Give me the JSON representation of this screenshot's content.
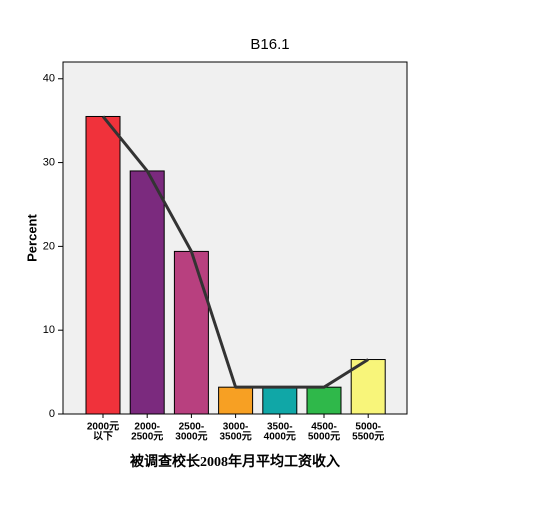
{
  "chart_data": {
    "type": "bar",
    "title": "B16.1",
    "y_label": "Percent",
    "x_label": "被调查校长2008年月平均工资收入",
    "categories": [
      [
        "2000元",
        "以下"
      ],
      [
        "2000-",
        "2500元"
      ],
      [
        "2500-",
        "3000元"
      ],
      [
        "3000-",
        "3500元"
      ],
      [
        "3500-",
        "4000元"
      ],
      [
        "4500-",
        "5000元"
      ],
      [
        "5000-",
        "5500元"
      ]
    ],
    "values": [
      35.5,
      29.0,
      19.4,
      3.2,
      3.2,
      3.2,
      6.5
    ],
    "colors": [
      "#f0323b",
      "#7b2a7e",
      "#b8407f",
      "#f7a023",
      "#10a7a7",
      "#2fb84a",
      "#f8f57a"
    ],
    "line": {
      "values": [
        35.5,
        29.0,
        19.4,
        3.2,
        3.2,
        3.2,
        6.5
      ],
      "color": "#333333"
    },
    "ylim": [
      0,
      42
    ],
    "yticks": [
      0,
      10,
      20,
      30,
      40
    ]
  }
}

○ ○ ○ ○ ○ ○ ○

- [Stated problem] Reproduce the records above exactly, leaving out every picture they contain.

- [Output below]
Give me the JSON representation of this screenshot's content.
{
  "chart_data": {
    "type": "bar",
    "title": "B16.1",
    "y_label": "Percent",
    "x_label": "被调查校长2008年月平均工资收入",
    "categories": [
      [
        "2000元",
        "以下"
      ],
      [
        "2000-",
        "2500元"
      ],
      [
        "2500-",
        "3000元"
      ],
      [
        "3000-",
        "3500元"
      ],
      [
        "3500-",
        "4000元"
      ],
      [
        "4500-",
        "5000元"
      ],
      [
        "5000-",
        "5500元"
      ]
    ],
    "values": [
      35.5,
      29.0,
      19.4,
      3.2,
      3.2,
      3.2,
      6.5
    ],
    "colors": [
      "#f0323b",
      "#7b2a7e",
      "#b8407f",
      "#f7a023",
      "#10a7a7",
      "#2fb84a",
      "#f8f57a"
    ],
    "line": {
      "values": [
        35.5,
        29.0,
        19.4,
        3.2,
        3.2,
        3.2,
        6.5
      ],
      "color": "#333333"
    },
    "ylim": [
      0,
      42
    ],
    "yticks": [
      0,
      10,
      20,
      30,
      40
    ]
  }
}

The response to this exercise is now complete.